Start DATA FOR PROCESSING
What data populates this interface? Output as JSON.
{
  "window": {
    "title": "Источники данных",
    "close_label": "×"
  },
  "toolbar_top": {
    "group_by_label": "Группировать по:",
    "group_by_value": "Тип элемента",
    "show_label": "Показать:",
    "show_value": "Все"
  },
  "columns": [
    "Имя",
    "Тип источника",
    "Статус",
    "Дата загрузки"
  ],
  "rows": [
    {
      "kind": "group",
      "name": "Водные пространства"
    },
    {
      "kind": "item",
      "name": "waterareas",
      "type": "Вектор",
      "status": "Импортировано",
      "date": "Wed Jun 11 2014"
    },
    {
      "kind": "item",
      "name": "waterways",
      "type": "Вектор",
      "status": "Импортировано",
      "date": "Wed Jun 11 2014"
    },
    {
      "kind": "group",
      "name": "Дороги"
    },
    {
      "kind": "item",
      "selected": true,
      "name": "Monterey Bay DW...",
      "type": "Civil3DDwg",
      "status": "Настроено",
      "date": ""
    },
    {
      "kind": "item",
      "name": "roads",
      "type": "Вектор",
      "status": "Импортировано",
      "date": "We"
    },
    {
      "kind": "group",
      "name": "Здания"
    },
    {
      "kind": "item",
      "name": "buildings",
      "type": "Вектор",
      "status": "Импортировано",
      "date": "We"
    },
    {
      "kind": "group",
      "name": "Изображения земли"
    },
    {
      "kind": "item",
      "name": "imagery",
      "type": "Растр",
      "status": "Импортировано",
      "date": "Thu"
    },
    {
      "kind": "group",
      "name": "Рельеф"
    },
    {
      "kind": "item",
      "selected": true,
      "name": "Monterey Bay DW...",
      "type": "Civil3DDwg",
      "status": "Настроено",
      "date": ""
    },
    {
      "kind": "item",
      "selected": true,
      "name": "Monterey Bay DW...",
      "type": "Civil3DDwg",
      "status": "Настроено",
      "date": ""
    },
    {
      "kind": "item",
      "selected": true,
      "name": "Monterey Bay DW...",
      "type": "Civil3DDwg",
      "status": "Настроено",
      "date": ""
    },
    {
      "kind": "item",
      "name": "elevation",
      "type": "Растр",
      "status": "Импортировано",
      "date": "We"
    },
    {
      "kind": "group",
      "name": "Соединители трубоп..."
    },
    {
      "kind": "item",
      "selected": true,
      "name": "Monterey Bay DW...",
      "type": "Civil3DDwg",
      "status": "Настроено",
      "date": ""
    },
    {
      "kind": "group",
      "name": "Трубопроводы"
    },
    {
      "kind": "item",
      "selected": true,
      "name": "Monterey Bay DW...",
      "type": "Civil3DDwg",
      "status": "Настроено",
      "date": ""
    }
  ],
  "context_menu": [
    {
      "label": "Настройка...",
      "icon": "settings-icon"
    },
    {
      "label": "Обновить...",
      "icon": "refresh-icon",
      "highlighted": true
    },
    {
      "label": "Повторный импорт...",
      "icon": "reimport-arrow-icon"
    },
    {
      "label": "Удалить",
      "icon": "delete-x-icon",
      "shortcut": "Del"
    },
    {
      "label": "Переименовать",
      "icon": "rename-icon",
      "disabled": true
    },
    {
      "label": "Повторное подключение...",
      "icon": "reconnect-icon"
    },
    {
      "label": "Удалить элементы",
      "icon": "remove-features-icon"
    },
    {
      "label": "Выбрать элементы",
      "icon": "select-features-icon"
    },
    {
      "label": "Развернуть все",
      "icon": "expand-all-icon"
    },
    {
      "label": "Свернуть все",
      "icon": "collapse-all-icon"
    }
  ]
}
End DATA FOR PROCESSING
**EXERCISE PROMPT:** Reproduce all the records precisely.

**RESPONSE TO THIS EXERCISE:**
What data populates this interface? Output as JSON.
{
  "window": {
    "title": "Источники данных",
    "close_label": "×"
  },
  "toolbar_top": {
    "group_by_label": "Группировать по:",
    "group_by_value": "Тип элемента",
    "show_label": "Показать:",
    "show_value": "Все"
  },
  "columns": [
    "Имя",
    "Тип источника",
    "Статус",
    "Дата загрузки"
  ],
  "rows": [
    {
      "kind": "group",
      "name": "Водные пространства"
    },
    {
      "kind": "item",
      "name": "waterareas",
      "type": "Вектор",
      "status": "Импортировано",
      "date": "Wed Jun 11 2014"
    },
    {
      "kind": "item",
      "name": "waterways",
      "type": "Вектор",
      "status": "Импортировано",
      "date": "Wed Jun 11 2014"
    },
    {
      "kind": "group",
      "name": "Дороги"
    },
    {
      "kind": "item",
      "selected": true,
      "name": "Monterey Bay DW...",
      "type": "Civil3DDwg",
      "status": "Настроено",
      "date": ""
    },
    {
      "kind": "item",
      "name": "roads",
      "type": "Вектор",
      "status": "Импортировано",
      "date": "We"
    },
    {
      "kind": "group",
      "name": "Здания"
    },
    {
      "kind": "item",
      "name": "buildings",
      "type": "Вектор",
      "status": "Импортировано",
      "date": "We"
    },
    {
      "kind": "group",
      "name": "Изображения земли"
    },
    {
      "kind": "item",
      "name": "imagery",
      "type": "Растр",
      "status": "Импортировано",
      "date": "Thu"
    },
    {
      "kind": "group",
      "name": "Рельеф"
    },
    {
      "kind": "item",
      "selected": true,
      "name": "Monterey Bay DW...",
      "type": "Civil3DDwg",
      "status": "Настроено",
      "date": ""
    },
    {
      "kind": "item",
      "selected": true,
      "name": "Monterey Bay DW...",
      "type": "Civil3DDwg",
      "status": "Настроено",
      "date": ""
    },
    {
      "kind": "item",
      "selected": true,
      "name": "Monterey Bay DW...",
      "type": "Civil3DDwg",
      "status": "Настроено",
      "date": ""
    },
    {
      "kind": "item",
      "name": "elevation",
      "type": "Растр",
      "status": "Импортировано",
      "date": "We"
    },
    {
      "kind": "group",
      "name": "Соединители трубоп..."
    },
    {
      "kind": "item",
      "selected": true,
      "name": "Monterey Bay DW...",
      "type": "Civil3DDwg",
      "status": "Настроено",
      "date": ""
    },
    {
      "kind": "group",
      "name": "Трубопроводы"
    },
    {
      "kind": "item",
      "selected": true,
      "name": "Monterey Bay DW...",
      "type": "Civil3DDwg",
      "status": "Настроено",
      "date": ""
    }
  ],
  "context_menu": [
    {
      "label": "Настройка...",
      "icon": "settings-icon"
    },
    {
      "label": "Обновить...",
      "icon": "refresh-icon",
      "highlighted": true
    },
    {
      "label": "Повторный импорт...",
      "icon": "reimport-arrow-icon"
    },
    {
      "label": "Удалить",
      "icon": "delete-x-icon",
      "shortcut": "Del"
    },
    {
      "label": "Переименовать",
      "icon": "rename-icon",
      "disabled": true
    },
    {
      "label": "Повторное подключение...",
      "icon": "reconnect-icon"
    },
    {
      "label": "Удалить элементы",
      "icon": "remove-features-icon"
    },
    {
      "label": "Выбрать элементы",
      "icon": "select-features-icon"
    },
    {
      "label": "Развернуть все",
      "icon": "expand-all-icon"
    },
    {
      "label": "Свернуть все",
      "icon": "collapse-all-icon"
    }
  ]
}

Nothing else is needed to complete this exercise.